Chart and figure data
^^^^^^^^^^^^^^^^

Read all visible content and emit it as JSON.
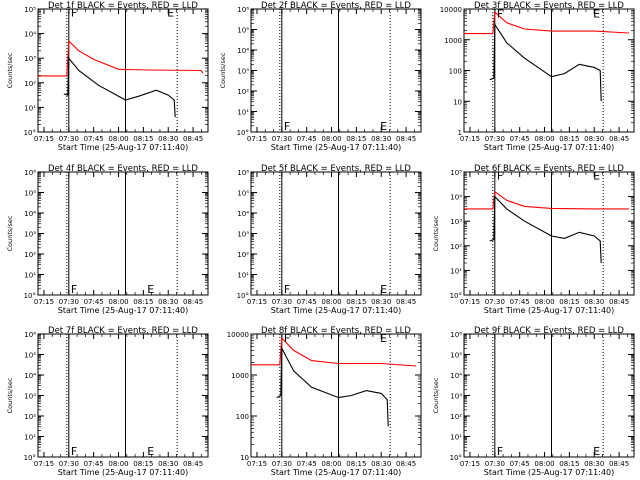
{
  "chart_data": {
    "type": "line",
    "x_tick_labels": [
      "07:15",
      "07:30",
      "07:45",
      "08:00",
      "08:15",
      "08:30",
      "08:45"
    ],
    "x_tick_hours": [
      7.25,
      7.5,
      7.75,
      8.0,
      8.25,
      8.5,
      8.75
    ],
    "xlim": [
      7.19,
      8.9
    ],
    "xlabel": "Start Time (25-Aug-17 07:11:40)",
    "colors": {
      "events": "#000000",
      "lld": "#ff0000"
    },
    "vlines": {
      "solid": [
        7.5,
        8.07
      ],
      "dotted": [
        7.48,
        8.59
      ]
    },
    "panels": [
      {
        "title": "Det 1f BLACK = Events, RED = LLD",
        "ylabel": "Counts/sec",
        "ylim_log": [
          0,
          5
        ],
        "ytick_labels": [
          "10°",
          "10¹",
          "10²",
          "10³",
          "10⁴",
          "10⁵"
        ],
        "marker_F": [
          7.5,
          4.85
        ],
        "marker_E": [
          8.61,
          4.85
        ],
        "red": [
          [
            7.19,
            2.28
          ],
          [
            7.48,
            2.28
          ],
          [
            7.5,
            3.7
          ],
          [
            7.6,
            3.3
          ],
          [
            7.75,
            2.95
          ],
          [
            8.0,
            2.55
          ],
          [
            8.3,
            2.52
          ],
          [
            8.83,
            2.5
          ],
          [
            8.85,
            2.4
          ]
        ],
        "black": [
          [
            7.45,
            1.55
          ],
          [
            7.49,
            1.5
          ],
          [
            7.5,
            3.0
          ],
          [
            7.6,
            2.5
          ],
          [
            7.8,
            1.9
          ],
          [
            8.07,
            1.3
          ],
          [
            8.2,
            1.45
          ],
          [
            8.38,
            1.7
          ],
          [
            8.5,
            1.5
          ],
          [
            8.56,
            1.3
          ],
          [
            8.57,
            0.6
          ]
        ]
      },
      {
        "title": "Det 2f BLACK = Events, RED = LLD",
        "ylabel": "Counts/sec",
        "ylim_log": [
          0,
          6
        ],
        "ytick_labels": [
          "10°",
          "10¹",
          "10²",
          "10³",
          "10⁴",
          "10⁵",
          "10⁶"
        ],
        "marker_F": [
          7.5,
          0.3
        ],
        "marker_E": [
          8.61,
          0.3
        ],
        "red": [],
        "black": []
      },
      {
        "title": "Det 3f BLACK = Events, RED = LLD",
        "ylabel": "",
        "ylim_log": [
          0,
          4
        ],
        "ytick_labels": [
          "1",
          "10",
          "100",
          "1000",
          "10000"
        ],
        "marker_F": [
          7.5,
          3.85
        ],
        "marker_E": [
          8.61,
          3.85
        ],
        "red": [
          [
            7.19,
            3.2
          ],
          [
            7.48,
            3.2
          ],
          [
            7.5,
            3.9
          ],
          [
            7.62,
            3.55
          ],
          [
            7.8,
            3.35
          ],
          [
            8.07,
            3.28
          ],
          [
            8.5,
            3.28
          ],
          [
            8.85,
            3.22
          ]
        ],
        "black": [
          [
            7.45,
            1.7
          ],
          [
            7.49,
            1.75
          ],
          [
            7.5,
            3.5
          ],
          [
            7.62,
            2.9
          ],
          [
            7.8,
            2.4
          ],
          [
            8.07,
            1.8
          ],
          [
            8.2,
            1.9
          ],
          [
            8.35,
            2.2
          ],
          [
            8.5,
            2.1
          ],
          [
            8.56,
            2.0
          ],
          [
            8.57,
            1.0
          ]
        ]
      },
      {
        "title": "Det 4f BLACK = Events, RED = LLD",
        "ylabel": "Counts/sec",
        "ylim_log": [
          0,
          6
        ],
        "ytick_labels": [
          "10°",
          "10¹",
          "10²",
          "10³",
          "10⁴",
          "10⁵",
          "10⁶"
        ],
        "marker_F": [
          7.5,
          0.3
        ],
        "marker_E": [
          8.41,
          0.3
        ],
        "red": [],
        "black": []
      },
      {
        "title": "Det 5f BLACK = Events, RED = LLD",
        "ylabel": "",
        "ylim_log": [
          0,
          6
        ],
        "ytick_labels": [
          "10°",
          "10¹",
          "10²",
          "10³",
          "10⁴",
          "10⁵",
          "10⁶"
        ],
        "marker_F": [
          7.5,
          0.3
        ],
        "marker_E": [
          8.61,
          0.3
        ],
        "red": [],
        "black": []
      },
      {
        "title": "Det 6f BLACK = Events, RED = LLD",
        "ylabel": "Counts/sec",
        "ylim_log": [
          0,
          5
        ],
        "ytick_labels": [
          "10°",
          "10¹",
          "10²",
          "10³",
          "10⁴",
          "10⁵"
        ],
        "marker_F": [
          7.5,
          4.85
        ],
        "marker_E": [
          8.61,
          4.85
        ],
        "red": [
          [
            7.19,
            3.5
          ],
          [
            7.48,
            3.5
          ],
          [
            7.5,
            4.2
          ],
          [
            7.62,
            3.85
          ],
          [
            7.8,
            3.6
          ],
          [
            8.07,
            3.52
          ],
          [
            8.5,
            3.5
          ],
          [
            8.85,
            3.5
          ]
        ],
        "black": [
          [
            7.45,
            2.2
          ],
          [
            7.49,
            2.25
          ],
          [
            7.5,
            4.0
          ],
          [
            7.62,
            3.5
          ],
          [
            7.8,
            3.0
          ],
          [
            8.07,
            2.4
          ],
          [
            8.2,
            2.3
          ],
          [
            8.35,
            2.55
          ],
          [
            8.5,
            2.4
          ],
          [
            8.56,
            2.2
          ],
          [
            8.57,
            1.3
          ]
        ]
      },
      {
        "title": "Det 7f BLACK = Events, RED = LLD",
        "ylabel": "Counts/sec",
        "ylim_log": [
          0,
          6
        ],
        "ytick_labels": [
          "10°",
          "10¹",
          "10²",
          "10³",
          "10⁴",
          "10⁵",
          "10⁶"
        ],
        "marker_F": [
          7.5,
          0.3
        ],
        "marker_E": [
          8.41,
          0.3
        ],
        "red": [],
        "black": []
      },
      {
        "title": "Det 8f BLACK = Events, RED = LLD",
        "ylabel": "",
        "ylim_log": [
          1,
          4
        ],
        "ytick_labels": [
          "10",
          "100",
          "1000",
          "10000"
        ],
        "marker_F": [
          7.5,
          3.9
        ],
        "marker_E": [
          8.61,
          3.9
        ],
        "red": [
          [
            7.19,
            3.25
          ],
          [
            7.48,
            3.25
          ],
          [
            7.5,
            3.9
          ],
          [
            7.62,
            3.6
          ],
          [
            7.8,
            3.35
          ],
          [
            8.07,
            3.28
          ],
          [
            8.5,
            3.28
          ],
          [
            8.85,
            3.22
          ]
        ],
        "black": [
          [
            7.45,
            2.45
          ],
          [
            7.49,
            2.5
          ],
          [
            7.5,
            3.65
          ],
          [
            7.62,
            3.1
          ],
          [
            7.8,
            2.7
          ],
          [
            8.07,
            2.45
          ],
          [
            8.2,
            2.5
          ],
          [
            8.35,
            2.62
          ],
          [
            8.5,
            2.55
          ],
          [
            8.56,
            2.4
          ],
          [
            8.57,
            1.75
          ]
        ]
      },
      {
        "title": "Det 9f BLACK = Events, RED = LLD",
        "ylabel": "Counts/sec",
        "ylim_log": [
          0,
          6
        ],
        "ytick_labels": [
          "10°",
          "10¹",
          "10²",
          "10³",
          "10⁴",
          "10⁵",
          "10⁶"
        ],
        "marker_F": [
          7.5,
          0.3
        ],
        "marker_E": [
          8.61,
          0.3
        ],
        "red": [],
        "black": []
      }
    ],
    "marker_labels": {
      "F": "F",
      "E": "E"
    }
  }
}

^^^^^^^^^^^^^^^^

## What the task requires
Your task is to set down the records shown above exactly, minus any pictures.

## Result of the exercise
Read all visible content and emit it as JSON.
{
  "chart_data": {
    "type": "line",
    "x_tick_labels": [
      "07:15",
      "07:30",
      "07:45",
      "08:00",
      "08:15",
      "08:30",
      "08:45"
    ],
    "x_tick_hours": [
      7.25,
      7.5,
      7.75,
      8.0,
      8.25,
      8.5,
      8.75
    ],
    "xlim": [
      7.19,
      8.9
    ],
    "xlabel": "Start Time (25-Aug-17 07:11:40)",
    "colors": {
      "events": "#000000",
      "lld": "#ff0000"
    },
    "vlines": {
      "solid": [
        7.5,
        8.07
      ],
      "dotted": [
        7.48,
        8.59
      ]
    },
    "panels": [
      {
        "title": "Det 1f BLACK = Events, RED = LLD",
        "ylabel": "Counts/sec",
        "ylim_log": [
          0,
          5
        ],
        "ytick_labels": [
          "10°",
          "10¹",
          "10²",
          "10³",
          "10⁴",
          "10⁵"
        ],
        "marker_F": [
          7.5,
          4.85
        ],
        "marker_E": [
          8.61,
          4.85
        ],
        "red": [
          [
            7.19,
            2.28
          ],
          [
            7.48,
            2.28
          ],
          [
            7.5,
            3.7
          ],
          [
            7.6,
            3.3
          ],
          [
            7.75,
            2.95
          ],
          [
            8.0,
            2.55
          ],
          [
            8.3,
            2.52
          ],
          [
            8.83,
            2.5
          ],
          [
            8.85,
            2.4
          ]
        ],
        "black": [
          [
            7.45,
            1.55
          ],
          [
            7.49,
            1.5
          ],
          [
            7.5,
            3.0
          ],
          [
            7.6,
            2.5
          ],
          [
            7.8,
            1.9
          ],
          [
            8.07,
            1.3
          ],
          [
            8.2,
            1.45
          ],
          [
            8.38,
            1.7
          ],
          [
            8.5,
            1.5
          ],
          [
            8.56,
            1.3
          ],
          [
            8.57,
            0.6
          ]
        ]
      },
      {
        "title": "Det 2f BLACK = Events, RED = LLD",
        "ylabel": "Counts/sec",
        "ylim_log": [
          0,
          6
        ],
        "ytick_labels": [
          "10°",
          "10¹",
          "10²",
          "10³",
          "10⁴",
          "10⁵",
          "10⁶"
        ],
        "marker_F": [
          7.5,
          0.3
        ],
        "marker_E": [
          8.61,
          0.3
        ],
        "red": [],
        "black": []
      },
      {
        "title": "Det 3f BLACK = Events, RED = LLD",
        "ylabel": "",
        "ylim_log": [
          0,
          4
        ],
        "ytick_labels": [
          "1",
          "10",
          "100",
          "1000",
          "10000"
        ],
        "marker_F": [
          7.5,
          3.85
        ],
        "marker_E": [
          8.61,
          3.85
        ],
        "red": [
          [
            7.19,
            3.2
          ],
          [
            7.48,
            3.2
          ],
          [
            7.5,
            3.9
          ],
          [
            7.62,
            3.55
          ],
          [
            7.8,
            3.35
          ],
          [
            8.07,
            3.28
          ],
          [
            8.5,
            3.28
          ],
          [
            8.85,
            3.22
          ]
        ],
        "black": [
          [
            7.45,
            1.7
          ],
          [
            7.49,
            1.75
          ],
          [
            7.5,
            3.5
          ],
          [
            7.62,
            2.9
          ],
          [
            7.8,
            2.4
          ],
          [
            8.07,
            1.8
          ],
          [
            8.2,
            1.9
          ],
          [
            8.35,
            2.2
          ],
          [
            8.5,
            2.1
          ],
          [
            8.56,
            2.0
          ],
          [
            8.57,
            1.0
          ]
        ]
      },
      {
        "title": "Det 4f BLACK = Events, RED = LLD",
        "ylabel": "Counts/sec",
        "ylim_log": [
          0,
          6
        ],
        "ytick_labels": [
          "10°",
          "10¹",
          "10²",
          "10³",
          "10⁴",
          "10⁵",
          "10⁶"
        ],
        "marker_F": [
          7.5,
          0.3
        ],
        "marker_E": [
          8.41,
          0.3
        ],
        "red": [],
        "black": []
      },
      {
        "title": "Det 5f BLACK = Events, RED = LLD",
        "ylabel": "",
        "ylim_log": [
          0,
          6
        ],
        "ytick_labels": [
          "10°",
          "10¹",
          "10²",
          "10³",
          "10⁴",
          "10⁵",
          "10⁶"
        ],
        "marker_F": [
          7.5,
          0.3
        ],
        "marker_E": [
          8.61,
          0.3
        ],
        "red": [],
        "black": []
      },
      {
        "title": "Det 6f BLACK = Events, RED = LLD",
        "ylabel": "Counts/sec",
        "ylim_log": [
          0,
          5
        ],
        "ytick_labels": [
          "10°",
          "10¹",
          "10²",
          "10³",
          "10⁴",
          "10⁵"
        ],
        "marker_F": [
          7.5,
          4.85
        ],
        "marker_E": [
          8.61,
          4.85
        ],
        "red": [
          [
            7.19,
            3.5
          ],
          [
            7.48,
            3.5
          ],
          [
            7.5,
            4.2
          ],
          [
            7.62,
            3.85
          ],
          [
            7.8,
            3.6
          ],
          [
            8.07,
            3.52
          ],
          [
            8.5,
            3.5
          ],
          [
            8.85,
            3.5
          ]
        ],
        "black": [
          [
            7.45,
            2.2
          ],
          [
            7.49,
            2.25
          ],
          [
            7.5,
            4.0
          ],
          [
            7.62,
            3.5
          ],
          [
            7.8,
            3.0
          ],
          [
            8.07,
            2.4
          ],
          [
            8.2,
            2.3
          ],
          [
            8.35,
            2.55
          ],
          [
            8.5,
            2.4
          ],
          [
            8.56,
            2.2
          ],
          [
            8.57,
            1.3
          ]
        ]
      },
      {
        "title": "Det 7f BLACK = Events, RED = LLD",
        "ylabel": "Counts/sec",
        "ylim_log": [
          0,
          6
        ],
        "ytick_labels": [
          "10°",
          "10¹",
          "10²",
          "10³",
          "10⁴",
          "10⁵",
          "10⁶"
        ],
        "marker_F": [
          7.5,
          0.3
        ],
        "marker_E": [
          8.41,
          0.3
        ],
        "red": [],
        "black": []
      },
      {
        "title": "Det 8f BLACK = Events, RED = LLD",
        "ylabel": "",
        "ylim_log": [
          1,
          4
        ],
        "ytick_labels": [
          "10",
          "100",
          "1000",
          "10000"
        ],
        "marker_F": [
          7.5,
          3.9
        ],
        "marker_E": [
          8.61,
          3.9
        ],
        "red": [
          [
            7.19,
            3.25
          ],
          [
            7.48,
            3.25
          ],
          [
            7.5,
            3.9
          ],
          [
            7.62,
            3.6
          ],
          [
            7.8,
            3.35
          ],
          [
            8.07,
            3.28
          ],
          [
            8.5,
            3.28
          ],
          [
            8.85,
            3.22
          ]
        ],
        "black": [
          [
            7.45,
            2.45
          ],
          [
            7.49,
            2.5
          ],
          [
            7.5,
            3.65
          ],
          [
            7.62,
            3.1
          ],
          [
            7.8,
            2.7
          ],
          [
            8.07,
            2.45
          ],
          [
            8.2,
            2.5
          ],
          [
            8.35,
            2.62
          ],
          [
            8.5,
            2.55
          ],
          [
            8.56,
            2.4
          ],
          [
            8.57,
            1.75
          ]
        ]
      },
      {
        "title": "Det 9f BLACK = Events, RED = LLD",
        "ylabel": "Counts/sec",
        "ylim_log": [
          0,
          6
        ],
        "ytick_labels": [
          "10°",
          "10¹",
          "10²",
          "10³",
          "10⁴",
          "10⁵",
          "10⁶"
        ],
        "marker_F": [
          7.5,
          0.3
        ],
        "marker_E": [
          8.61,
          0.3
        ],
        "red": [],
        "black": []
      }
    ],
    "marker_labels": {
      "F": "F",
      "E": "E"
    }
  }
}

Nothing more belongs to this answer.